He was one of the doomed, and one of my best friends.


Being pressed hard
against time
until life was used up.

The wood you were turning
disappeared in your hands.

You were dying,
but your heart
was perfect.

Your heart was

Was Ebony
and Bird’s Eye Maple

Was Pine
And Juniper

Your perfect heart
had nothing to do
with sickness and transplants.

Your perfect heart
was a coyote song
that wove through
your lifetime of Camels and coffee
desire and desperation
generosity and confusion

Your lifetime of living wood and work…

And your perfect heart
was at the heart
of your lifetime.


Anonymous Rich Binell said...

I remember Richard Altenbernd. Used to live upstairs from his woodshop on Alto Street with Jeff Harnar the architect. He used to lament that he lost his board stretcher. That the best wood finishes would kill you. And how amazing it was that there was such a wood as purpleheart. He made a huge table out of a piece of it. And he made the most beautiful bowls in the history of the world from it. I loved to watch him work.

::::

- TASK SET
(A) Answer these questions from the woodworker tribute:
(i) According to the poem, what did the "perfect heart" have nothing to do with?
(ii) On which street was Richard Altenbernd's woodshop?
(iii) What did he make a huge table out of?
(B) Name every kind of wood mentioned in the woodworker tribute.
(C) Pick up the woodworker tribute after its final sentence and continue it.
The data that follow come from a separate source.

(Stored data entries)
::::

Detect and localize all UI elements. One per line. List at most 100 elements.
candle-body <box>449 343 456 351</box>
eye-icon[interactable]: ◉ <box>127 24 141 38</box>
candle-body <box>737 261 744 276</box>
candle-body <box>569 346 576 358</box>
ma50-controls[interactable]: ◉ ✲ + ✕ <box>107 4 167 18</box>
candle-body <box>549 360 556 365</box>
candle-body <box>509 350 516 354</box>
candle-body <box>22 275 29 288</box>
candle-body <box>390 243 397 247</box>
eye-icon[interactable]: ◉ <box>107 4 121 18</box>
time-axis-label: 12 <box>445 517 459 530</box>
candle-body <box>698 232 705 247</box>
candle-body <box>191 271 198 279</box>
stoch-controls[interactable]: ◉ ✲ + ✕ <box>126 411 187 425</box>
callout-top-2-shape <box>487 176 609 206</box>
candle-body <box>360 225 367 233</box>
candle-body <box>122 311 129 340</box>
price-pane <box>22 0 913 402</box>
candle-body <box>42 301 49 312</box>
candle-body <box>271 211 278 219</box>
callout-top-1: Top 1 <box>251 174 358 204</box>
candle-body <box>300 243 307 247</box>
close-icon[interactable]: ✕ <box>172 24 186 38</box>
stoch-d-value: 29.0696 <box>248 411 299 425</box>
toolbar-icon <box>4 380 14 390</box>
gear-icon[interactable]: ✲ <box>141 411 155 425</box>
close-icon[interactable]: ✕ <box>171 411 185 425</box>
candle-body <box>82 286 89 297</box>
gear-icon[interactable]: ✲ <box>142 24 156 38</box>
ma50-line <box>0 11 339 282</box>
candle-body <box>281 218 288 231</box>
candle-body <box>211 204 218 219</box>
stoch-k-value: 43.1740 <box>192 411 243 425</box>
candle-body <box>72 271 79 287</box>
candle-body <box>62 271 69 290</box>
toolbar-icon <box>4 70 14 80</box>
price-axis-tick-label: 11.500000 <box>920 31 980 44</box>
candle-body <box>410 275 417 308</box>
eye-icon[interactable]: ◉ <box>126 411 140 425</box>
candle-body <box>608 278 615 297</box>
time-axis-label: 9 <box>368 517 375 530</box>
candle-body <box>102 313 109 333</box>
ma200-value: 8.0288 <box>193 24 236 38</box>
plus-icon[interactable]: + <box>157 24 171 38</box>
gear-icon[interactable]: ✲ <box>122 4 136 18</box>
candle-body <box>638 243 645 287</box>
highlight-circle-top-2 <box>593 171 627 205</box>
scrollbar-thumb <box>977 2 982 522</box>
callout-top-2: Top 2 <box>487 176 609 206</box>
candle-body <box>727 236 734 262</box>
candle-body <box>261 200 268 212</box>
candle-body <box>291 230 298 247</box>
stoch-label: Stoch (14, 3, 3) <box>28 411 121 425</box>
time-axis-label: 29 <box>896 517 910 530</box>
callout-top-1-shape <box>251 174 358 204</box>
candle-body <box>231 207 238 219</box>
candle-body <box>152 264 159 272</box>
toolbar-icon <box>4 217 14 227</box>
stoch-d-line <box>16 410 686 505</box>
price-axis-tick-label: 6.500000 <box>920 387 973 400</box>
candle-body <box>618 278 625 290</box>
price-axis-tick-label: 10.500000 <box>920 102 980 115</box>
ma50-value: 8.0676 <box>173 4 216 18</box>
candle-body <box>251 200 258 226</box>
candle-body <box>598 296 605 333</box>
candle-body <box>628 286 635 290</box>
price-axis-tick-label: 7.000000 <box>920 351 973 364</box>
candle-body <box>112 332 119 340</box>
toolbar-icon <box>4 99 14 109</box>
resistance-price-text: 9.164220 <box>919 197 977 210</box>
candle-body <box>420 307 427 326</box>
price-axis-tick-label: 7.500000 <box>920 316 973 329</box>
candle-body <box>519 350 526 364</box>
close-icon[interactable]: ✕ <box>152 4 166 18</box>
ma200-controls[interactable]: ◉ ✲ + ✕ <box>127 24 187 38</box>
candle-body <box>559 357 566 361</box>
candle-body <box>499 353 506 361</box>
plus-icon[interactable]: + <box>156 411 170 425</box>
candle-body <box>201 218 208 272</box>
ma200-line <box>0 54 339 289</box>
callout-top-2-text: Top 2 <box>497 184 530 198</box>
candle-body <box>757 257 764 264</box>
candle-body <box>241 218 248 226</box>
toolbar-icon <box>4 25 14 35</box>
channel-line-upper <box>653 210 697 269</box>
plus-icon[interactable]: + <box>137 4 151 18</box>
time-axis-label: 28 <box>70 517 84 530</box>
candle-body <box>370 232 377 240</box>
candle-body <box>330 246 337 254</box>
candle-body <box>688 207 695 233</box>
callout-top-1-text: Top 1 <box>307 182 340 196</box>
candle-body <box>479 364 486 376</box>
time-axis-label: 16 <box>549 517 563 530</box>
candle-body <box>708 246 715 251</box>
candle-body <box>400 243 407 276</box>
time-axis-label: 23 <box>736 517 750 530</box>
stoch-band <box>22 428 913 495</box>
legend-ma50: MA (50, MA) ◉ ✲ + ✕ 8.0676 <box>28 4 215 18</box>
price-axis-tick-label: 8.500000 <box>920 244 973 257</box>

::::

- OUTPUTS FOR THE TASKS
(A)
(i) Sickness and transplants.
(ii) Alto Street.
(iii) A piece of purpleheart.

(B) Ebony, Bird's Eye Maple, Pine, Juniper, purpleheart.

(C)
1:36 AM  
Anonymous Pat Altenbernd Johnson said...

I am Richard's sister. Tahnk you for the poem

8:16 AM  
Blogger Ricardo Furioso said...

It's me again.
I was just thinking that his studio was across the street from the Boy's Club in Santa Fe. We used to laugh about how funny it was that his studio shop was actually in an old bordello. There were still a few of the original ladies' basement rooms that were each outfitted with a door, a sink, and a wood stove.
He thought it was crazy funny that the bordello was across the street from the Boy's Club.
He was a wonderful man.
I miss him.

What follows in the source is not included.